=== Provided records ===
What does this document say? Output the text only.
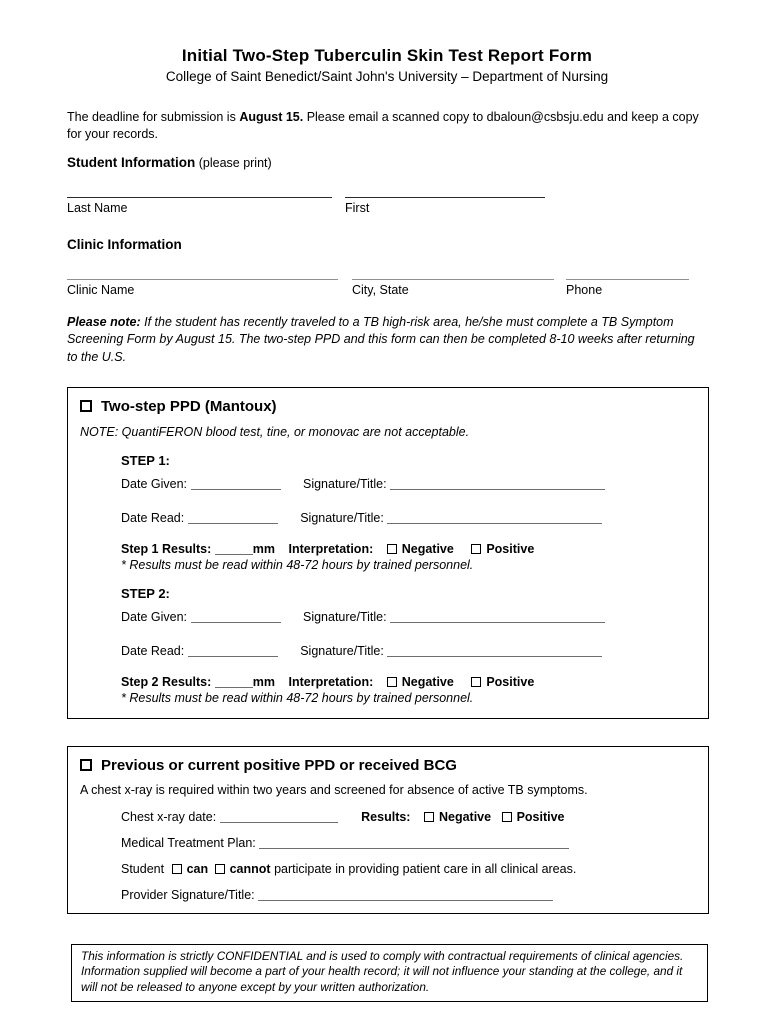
Initial Two-Step Tuberculin Skin Test Report Form
College of Saint Benedict/Saint John's University – Department of Nursing

The deadline for submission is August 15. Please email a scanned copy to dbaloun@csbsju.edu and keep a copy for your records.

Student Information (please print)
Last Name	First
Clinic Information
Clinic Name	City, State	Phone

Please note: If the student has recently traveled to a TB high-risk area, he/she must complete a TB Symptom Screening Form by August 15. The two-step PPD and this form can then be completed 8-10 weeks after returning to the U.S.

Two-step PPD (Mantoux)
NOTE: QuantiFERON blood test, tine, or monovac are not acceptable.
STEP 1:
Date Given:	Signature/Title:
Date Read:	Signature/Title:
Step 1 Results:	mm Interpretation: Negative	Positive
* Results must be read within 48-72 hours by trained personnel.
STEP 2:
Date Given:	Signature/Title:
Date Read:	Signature/Title:
Step 2 Results:	mm Interpretation: Negative	Positive
* Results must be read within 48-72 hours by trained personnel.
Previous or current positive PPD or received BCG
A chest x-ray is required within two years and screened for absence of active TB symptoms.
Chest x-ray date:	Results: Negative Positive
Medical Treatment Plan:
Student can cannot participate in providing patient care in all clinical areas.
Provider Signature/Title:
This information is strictly CONFIDENTIAL and is used to comply with contractual requirements of clinical agencies. Information supplied will become a part of your health record; it will not influence your standing at the college, and it will not be released to anyone except by your written authorization.
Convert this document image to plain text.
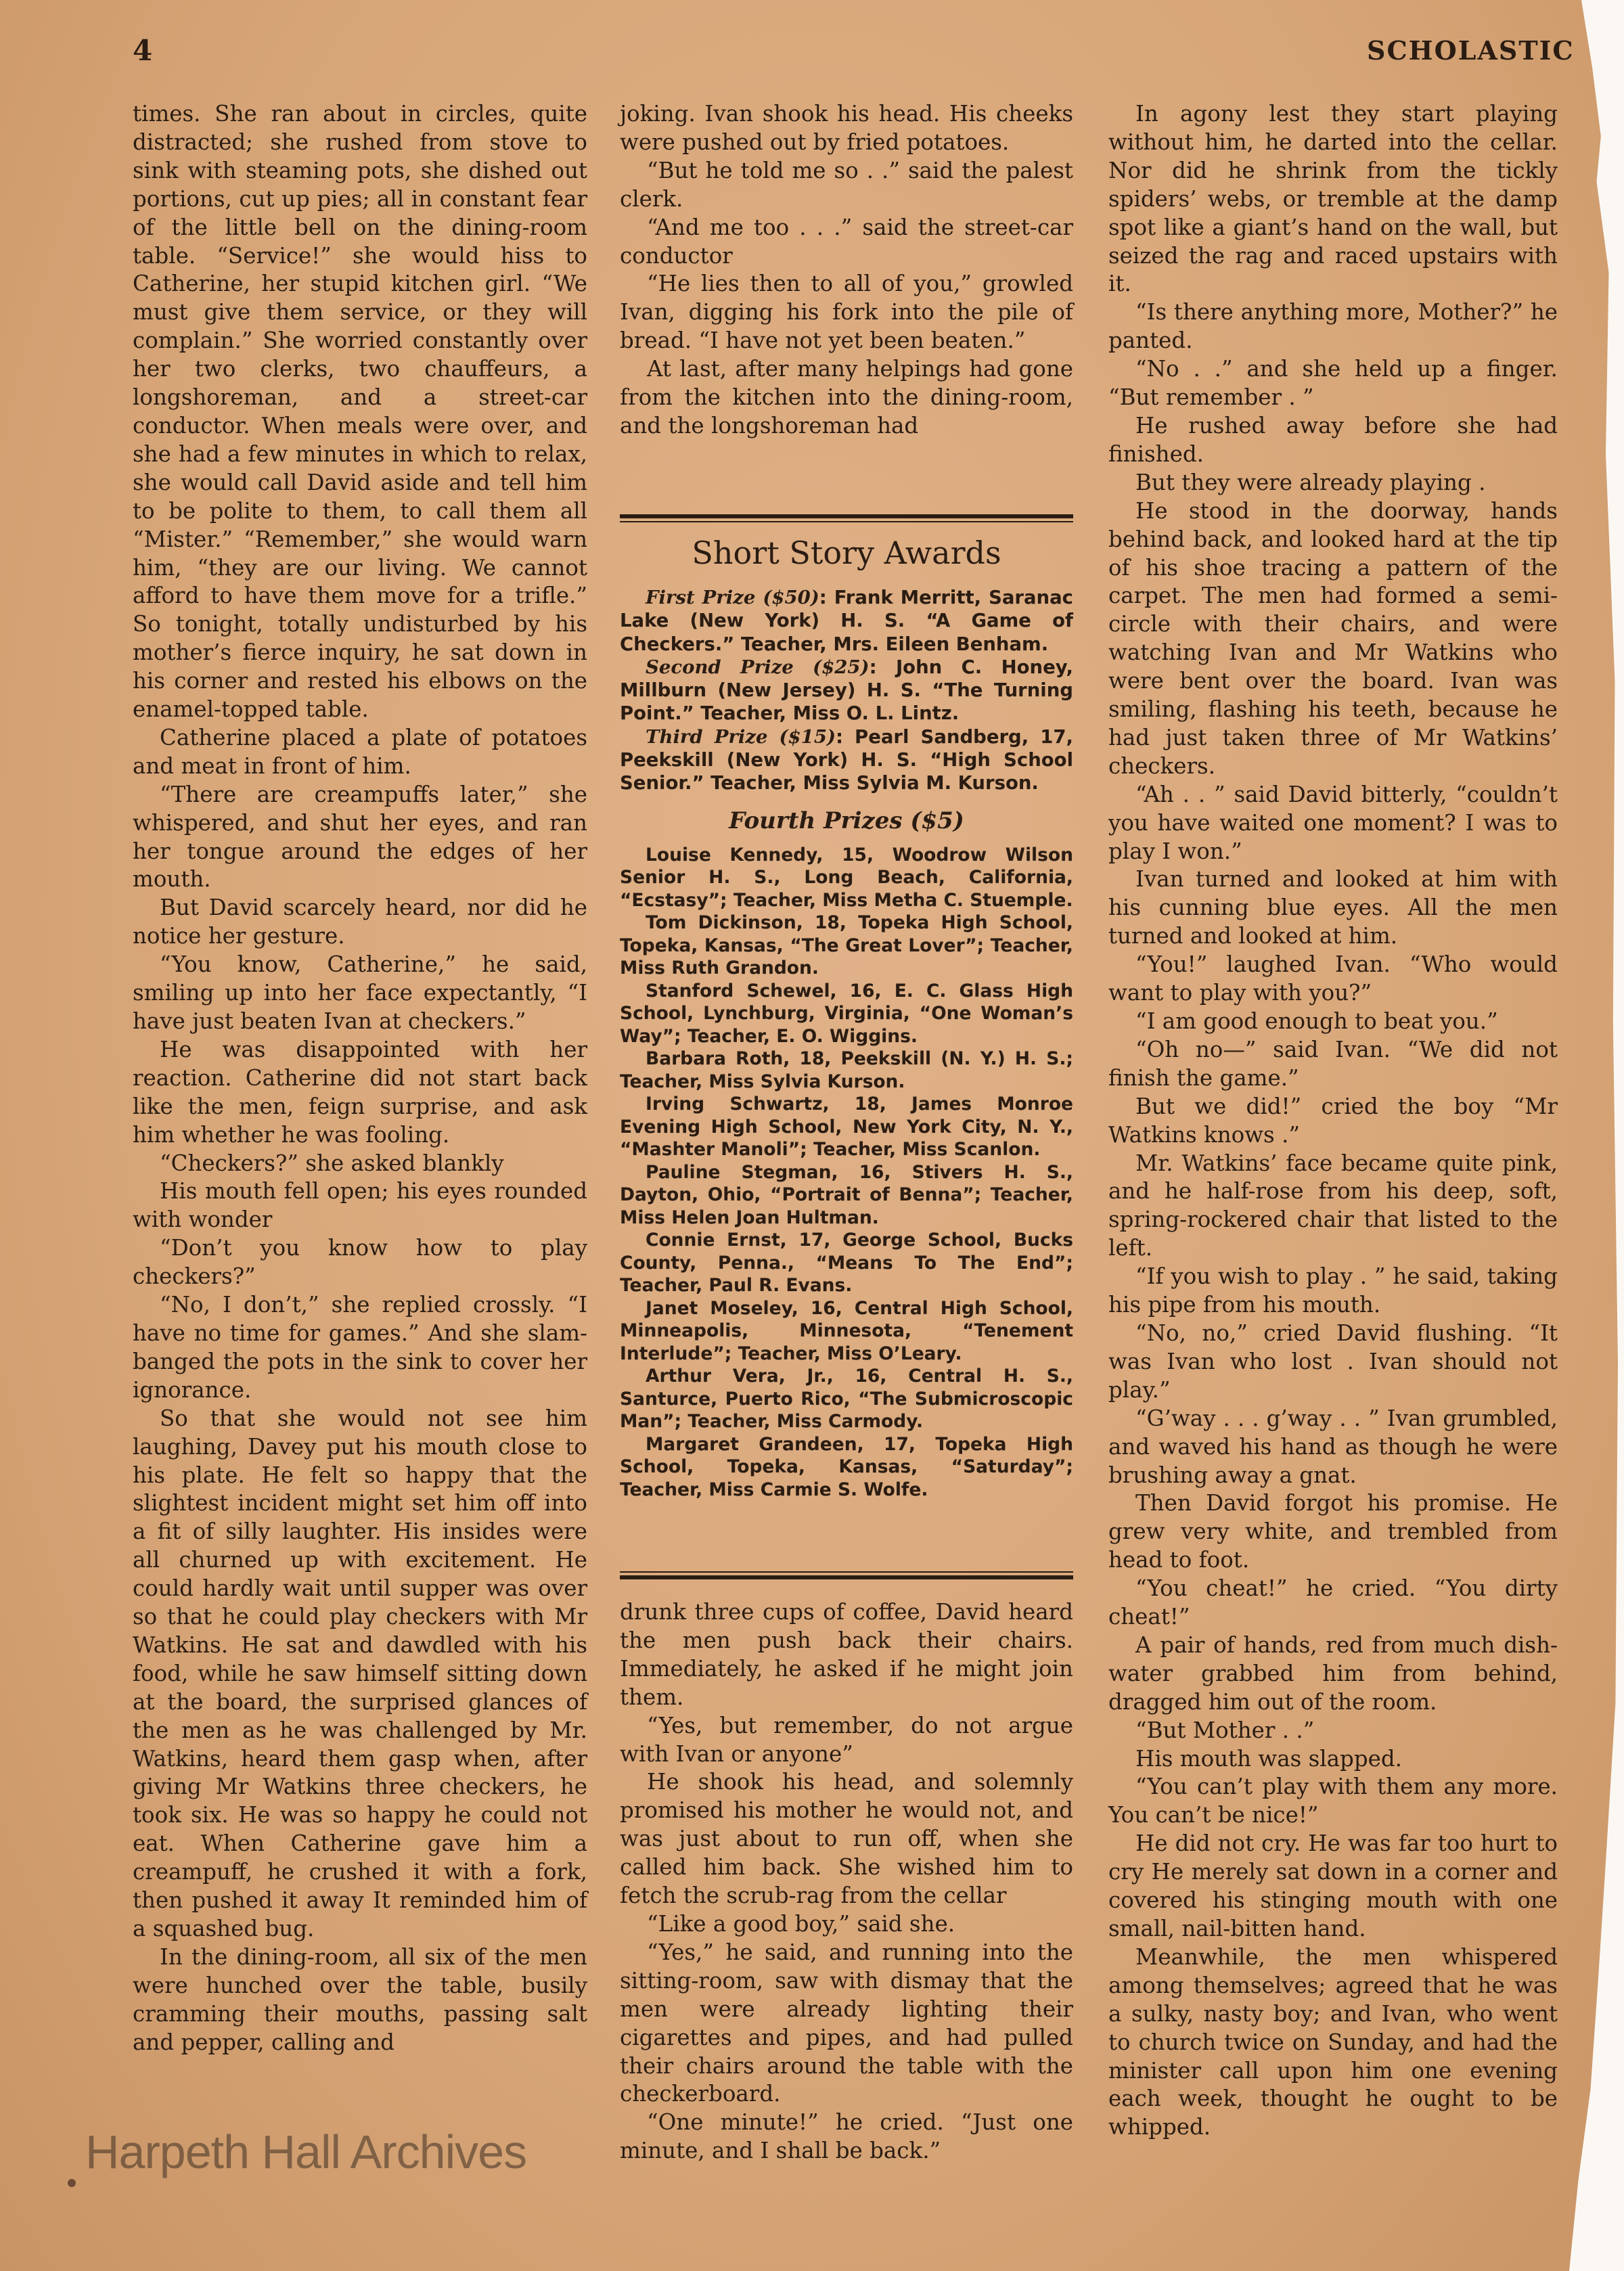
4	SCHOLASTIC

times. She ran about in circles, quite distracted; she rushed from stove to sink with steaming pots, she dished out portions, cut up pies; all in constant fear of the little bell on the dining-room table. “Service!” she would hiss to Catherine, her stupid kitchen girl. “We must give them service, or they will complain.” She worried constantly over her two clerks, two chauffeurs, a longshoreman, and a street-car conductor. When meals were over, and she had a few minutes in which to relax, she would call David aside and tell him to be polite to them, to call them all “Mister.” “Remember,” she would warn him, “they are our living. We cannot afford to have them move for a trifle.” So tonight, totally undisturbed by his mother’s fierce inquiry, he sat down in his corner and rested his elbows on the enamel-topped table.

Catherine placed a plate of potatoes and meat in front of him.

“There are creampuffs later,” she whispered, and shut her eyes, and ran her tongue around the edges of her mouth.

But David scarcely heard, nor did he notice her gesture.

“You know, Catherine,” he said, smiling up into her face expectantly, “I have just beaten Ivan at checkers.”

He was disappointed with her reaction. Catherine did not start back like the men, feign surprise, and ask him whether he was fooling.

“Checkers?” she asked blankly

His mouth fell open; his eyes rounded with wonder

“Don’t you know how to play checkers?”

“No, I don’t,” she replied crossly. “I have no time for games.” And she slam-banged the pots in the sink to cover her ignorance.

So that she would not see him laughing, Davey put his mouth close to his plate. He felt so happy that the slightest incident might set him off into a fit of silly laughter. His insides were all churned up with excitement. He could hardly wait until supper was over so that he could play checkers with Mr Watkins. He sat and dawdled with his food, while he saw himself sitting down at the board, the surprised glances of the men as he was challenged by Mr. Watkins, heard them gasp when, after giving Mr Watkins three checkers, he took six. He was so happy he could not eat. When Catherine gave him a creampuff, he crushed it with a fork, then pushed it away It reminded him of a squashed bug.

In the dining-room, all six of the men were hunched over the table, busily cramming their mouths, passing salt and pepper, calling and

joking. Ivan shook his head. His cheeks were pushed out by fried potatoes.

“But he told me so . .” said the palest clerk.

“And me too . . .” said the street-car conductor

“He lies then to all of you,” growled Ivan, digging his fork into the pile of bread. “I have not yet been beaten.”

At last, after many helpings had gone from the kitchen into the dining-room, and the longshoreman had

Short Story Awards

First Prize ($50): Frank Merritt, Saranac Lake (New York) H. S. “A Game of Checkers.” Teacher, Mrs. Eileen Benham.

Second Prize ($25): John C. Honey, Millburn (New Jersey) H. S. “The Turning Point.” Teacher, Miss O. L. Lintz.

Third Prize ($15): Pearl Sandberg, 17, Peekskill (New York) H. S. “High School Senior.” Teacher, Miss Sylvia M. Kurson.

Fourth Prizes ($5)

Louise Kennedy, 15, Woodrow Wilson Senior H. S., Long Beach, California, “Ecstasy”; Teacher, Miss Metha C. Stuemple.

Tom Dickinson, 18, Topeka High School, Topeka, Kansas, “The Great Lover”; Teacher, Miss Ruth Grandon.

Stanford Schewel, 16, E. C. Glass High School, Lynchburg, Virginia, “One Woman’s Way”; Teacher, E. O. Wiggins.

Barbara Roth, 18, Peekskill (N. Y.) H. S.; Teacher, Miss Sylvia Kurson.

Irving Schwartz, 18, James Monroe Evening High School, New York City, N. Y., “Mashter Manoli”; Teacher, Miss Scanlon.

Pauline Stegman, 16, Stivers H. S., Dayton, Ohio, “Portrait of Benna”; Teacher, Miss Helen Joan Hultman.

Connie Ernst, 17, George School, Bucks County, Penna., “Means To The End”; Teacher, Paul R. Evans.

Janet Moseley, 16, Central High School, Minneapolis, Minnesota, “Tenement Interlude”; Teacher, Miss O’Leary.

Arthur Vera, Jr., 16, Central H. S., Santurce, Puerto Rico, “The Submicroscopic Man”; Teacher, Miss Carmody.

Margaret Grandeen, 17, Topeka High School, Topeka, Kansas, “Saturday”; Teacher, Miss Carmie S. Wolfe.

drunk three cups of coffee, David heard the men push back their chairs. Immediately, he asked if he might join them.

“Yes, but remember, do not argue with Ivan or anyone”

He shook his head, and solemnly promised his mother he would not, and was just about to run off, when she called him back. She wished him to fetch the scrub-rag from the cellar

“Like a good boy,” said she.

“Yes,” he said, and running into the sitting-room, saw with dismay that the men were already lighting their cigarettes and pipes, and had pulled their chairs around the table with the checkerboard.

“One minute!” he cried. “Just one minute, and I shall be back.”

In agony lest they start playing without him, he darted into the cellar. Nor did he shrink from the tickly spiders’ webs, or tremble at the damp spot like a giant’s hand on the wall, but seized the rag and raced upstairs with it.

“Is there anything more, Mother?” he panted.

“No . .” and she held up a finger. “But remember . ”

He rushed away before she had finished.

But they were already playing .

He stood in the doorway, hands behind back, and looked hard at the tip of his shoe tracing a pattern of the carpet. The men had formed a semi-circle with their chairs, and were watching Ivan and Mr Watkins who were bent over the board. Ivan was smiling, flashing his teeth, because he had just taken three of Mr Watkins’ checkers.

“Ah . . ” said David bitterly, “couldn’t you have waited one moment? I was to play I won.”

Ivan turned and looked at him with his cunning blue eyes. All the men turned and looked at him.

“You!” laughed Ivan. “Who would want to play with you?”

“I am good enough to beat you.”

“Oh no—” said Ivan. “We did not finish the game.”

But we did!” cried the boy “Mr Watkins knows .”

Mr. Watkins’ face became quite pink, and he half-rose from his deep, soft, spring-rockered chair that listed to the left.

“If you wish to play . ” he said, taking his pipe from his mouth.

“No, no,” cried David flushing. “It was Ivan who lost . Ivan should not play.”

“G’way . . . g’way . . ” Ivan grumbled, and waved his hand as though he were brushing away a gnat.

Then David forgot his promise. He grew very white, and trembled from head to foot.

“You cheat!” he cried. “You dirty cheat!”

A pair of hands, red from much dish-water grabbed him from behind, dragged him out of the room.

“But Mother . .”

His mouth was slapped.

“You can’t play with them any more. You can’t be nice!”

He did not cry. He was far too hurt to cry He merely sat down in a corner and covered his stinging mouth with one small, nail-bitten hand.

Meanwhile, the men whispered among themselves; agreed that he was a sulky, nasty boy; and Ivan, who went to church twice on Sunday, and had the minister call upon him one evening each week, thought he ought to be whipped.

Harpeth Hall Archives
===
Stated exercise: The records above need to be restated word for word, with the pictures left out.

The reply:
What does this document say? Output the text only.
Initial Two-Step Tuberculin Skin Test Report Form
College of Saint Benedict/Saint John's University – Department of Nursing

The deadline for submission is August 15. Please email a scanned copy to dbaloun@csbsju.edu and keep a copy for your records.

Student Information (please print)
Last Name	First
Clinic Information
Clinic Name	City, State	Phone

Please note: If the student has recently traveled to a TB high-risk area, he/she must complete a TB Symptom Screening Form by August 15. The two-step PPD and this form can then be completed 8-10 weeks after returning to the U.S.

Two-step PPD (Mantoux)
NOTE: QuantiFERON blood test, tine, or monovac are not acceptable.
STEP 1:
Date Given:	Signature/Title:
Date Read:	Signature/Title:
Step 1 Results:	mm Interpretation: Negative	Positive
* Results must be read within 48-72 hours by trained personnel.
STEP 2:
Date Given:	Signature/Title:
Date Read:	Signature/Title:
Step 2 Results:	mm Interpretation: Negative	Positive
* Results must be read within 48-72 hours by trained personnel.
Previous or current positive PPD or received BCG
A chest x-ray is required within two years and screened for absence of active TB symptoms.
Chest x-ray date:	Results: Negative Positive
Medical Treatment Plan:
Student can cannot participate in providing patient care in all clinical areas.
Provider Signature/Title:
This information is strictly CONFIDENTIAL and is used to comply with contractual requirements of clinical agencies. Information supplied will become a part of your health record; it will not influence your standing at the college, and it will not be released to anyone except by your written authorization.
Convert this document image to plain text.
4	SCHOLASTIC

times. She ran about in circles, quite distracted; she rushed from stove to sink with steaming pots, she dished out portions, cut up pies; all in constant fear of the little bell on the dining-room table. “Service!” she would hiss to Catherine, her stupid kitchen girl. “We must give them service, or they will complain.” She worried constantly over her two clerks, two chauffeurs, a longshoreman, and a street-car conductor. When meals were over, and she had a few minutes in which to relax, she would call David aside and tell him to be polite to them, to call them all “Mister.” “Remember,” she would warn him, “they are our living. We cannot afford to have them move for a trifle.” So tonight, totally undisturbed by his mother’s fierce inquiry, he sat down in his corner and rested his elbows on the enamel-topped table.

Catherine placed a plate of potatoes and meat in front of him.

“There are creampuffs later,” she whispered, and shut her eyes, and ran her tongue around the edges of her mouth.

But David scarcely heard, nor did he notice her gesture.

“You know, Catherine,” he said, smiling up into her face expectantly, “I have just beaten Ivan at checkers.”

He was disappointed with her reaction. Catherine did not start back like the men, feign surprise, and ask him whether he was fooling.

“Checkers?” she asked blankly

His mouth fell open; his eyes rounded with wonder

“Don’t you know how to play checkers?”

“No, I don’t,” she replied crossly. “I have no time for games.” And she slam-banged the pots in the sink to cover her ignorance.

So that she would not see him laughing, Davey put his mouth close to his plate. He felt so happy that the slightest incident might set him off into a fit of silly laughter. His insides were all churned up with excitement. He could hardly wait until supper was over so that he could play checkers with Mr Watkins. He sat and dawdled with his food, while he saw himself sitting down at the board, the surprised glances of the men as he was challenged by Mr. Watkins, heard them gasp when, after giving Mr Watkins three checkers, he took six. He was so happy he could not eat. When Catherine gave him a creampuff, he crushed it with a fork, then pushed it away It reminded him of a squashed bug.

In the dining-room, all six of the men were hunched over the table, busily cramming their mouths, passing salt and pepper, calling and

joking. Ivan shook his head. His cheeks were pushed out by fried potatoes.

“But he told me so . .” said the palest clerk.

“And me too . . .” said the street-car conductor

“He lies then to all of you,” growled Ivan, digging his fork into the pile of bread. “I have not yet been beaten.”

At last, after many helpings had gone from the kitchen into the dining-room, and the longshoreman had

Short Story Awards

First Prize ($50): Frank Merritt, Saranac Lake (New York) H. S. “A Game of Checkers.” Teacher, Mrs. Eileen Benham.

Second Prize ($25): John C. Honey, Millburn (New Jersey) H. S. “The Turning Point.” Teacher, Miss O. L. Lintz.

Third Prize ($15): Pearl Sandberg, 17, Peekskill (New York) H. S. “High School Senior.” Teacher, Miss Sylvia M. Kurson.

Fourth Prizes ($5)

Louise Kennedy, 15, Woodrow Wilson Senior H. S., Long Beach, California, “Ecstasy”; Teacher, Miss Metha C. Stuemple.

Tom Dickinson, 18, Topeka High School, Topeka, Kansas, “The Great Lover”; Teacher, Miss Ruth Grandon.

Stanford Schewel, 16, E. C. Glass High School, Lynchburg, Virginia, “One Woman’s Way”; Teacher, E. O. Wiggins.

Barbara Roth, 18, Peekskill (N. Y.) H. S.; Teacher, Miss Sylvia Kurson.

Irving Schwartz, 18, James Monroe Evening High School, New York City, N. Y., “Mashter Manoli”; Teacher, Miss Scanlon.

Pauline Stegman, 16, Stivers H. S., Dayton, Ohio, “Portrait of Benna”; Teacher, Miss Helen Joan Hultman.

Connie Ernst, 17, George School, Bucks County, Penna., “Means To The End”; Teacher, Paul R. Evans.

Janet Moseley, 16, Central High School, Minneapolis, Minnesota, “Tenement Interlude”; Teacher, Miss O’Leary.

Arthur Vera, Jr., 16, Central H. S., Santurce, Puerto Rico, “The Submicroscopic Man”; Teacher, Miss Carmody.

Margaret Grandeen, 17, Topeka High School, Topeka, Kansas, “Saturday”; Teacher, Miss Carmie S. Wolfe.

drunk three cups of coffee, David heard the men push back their chairs. Immediately, he asked if he might join them.

“Yes, but remember, do not argue with Ivan or anyone”

He shook his head, and solemnly promised his mother he would not, and was just about to run off, when she called him back. She wished him to fetch the scrub-rag from the cellar

“Like a good boy,” said she.

“Yes,” he said, and running into the sitting-room, saw with dismay that the men were already lighting their cigarettes and pipes, and had pulled their chairs around the table with the checkerboard.

“One minute!” he cried. “Just one minute, and I shall be back.”

In agony lest they start playing without him, he darted into the cellar. Nor did he shrink from the tickly spiders’ webs, or tremble at the damp spot like a giant’s hand on the wall, but seized the rag and raced upstairs with it.

“Is there anything more, Mother?” he panted.

“No . .” and she held up a finger. “But remember . ”

He rushed away before she had finished.

But they were already playing .

He stood in the doorway, hands behind back, and looked hard at the tip of his shoe tracing a pattern of the carpet. The men had formed a semi-circle with their chairs, and were watching Ivan and Mr Watkins who were bent over the board. Ivan was smiling, flashing his teeth, because he had just taken three of Mr Watkins’ checkers.

“Ah . . ” said David bitterly, “couldn’t you have waited one moment? I was to play I won.”

Ivan turned and looked at him with his cunning blue eyes. All the men turned and looked at him.

“You!” laughed Ivan. “Who would want to play with you?”

“I am good enough to beat you.”

“Oh no—” said Ivan. “We did not finish the game.”

But we did!” cried the boy “Mr Watkins knows .”

Mr. Watkins’ face became quite pink, and he half-rose from his deep, soft, spring-rockered chair that listed to the left.

“If you wish to play . ” he said, taking his pipe from his mouth.

“No, no,” cried David flushing. “It was Ivan who lost . Ivan should not play.”

“G’way . . . g’way . . ” Ivan grumbled, and waved his hand as though he were brushing away a gnat.

Then David forgot his promise. He grew very white, and trembled from head to foot.

“You cheat!” he cried. “You dirty cheat!”

A pair of hands, red from much dish-water grabbed him from behind, dragged him out of the room.

“But Mother . .”

His mouth was slapped.

“You can’t play with them any more. You can’t be nice!”

He did not cry. He was far too hurt to cry He merely sat down in a corner and covered his stinging mouth with one small, nail-bitten hand.

Meanwhile, the men whispered among themselves; agreed that he was a sulky, nasty boy; and Ivan, who went to church twice on Sunday, and had the minister call upon him one evening each week, thought he ought to be whipped.

Harpeth Hall Archives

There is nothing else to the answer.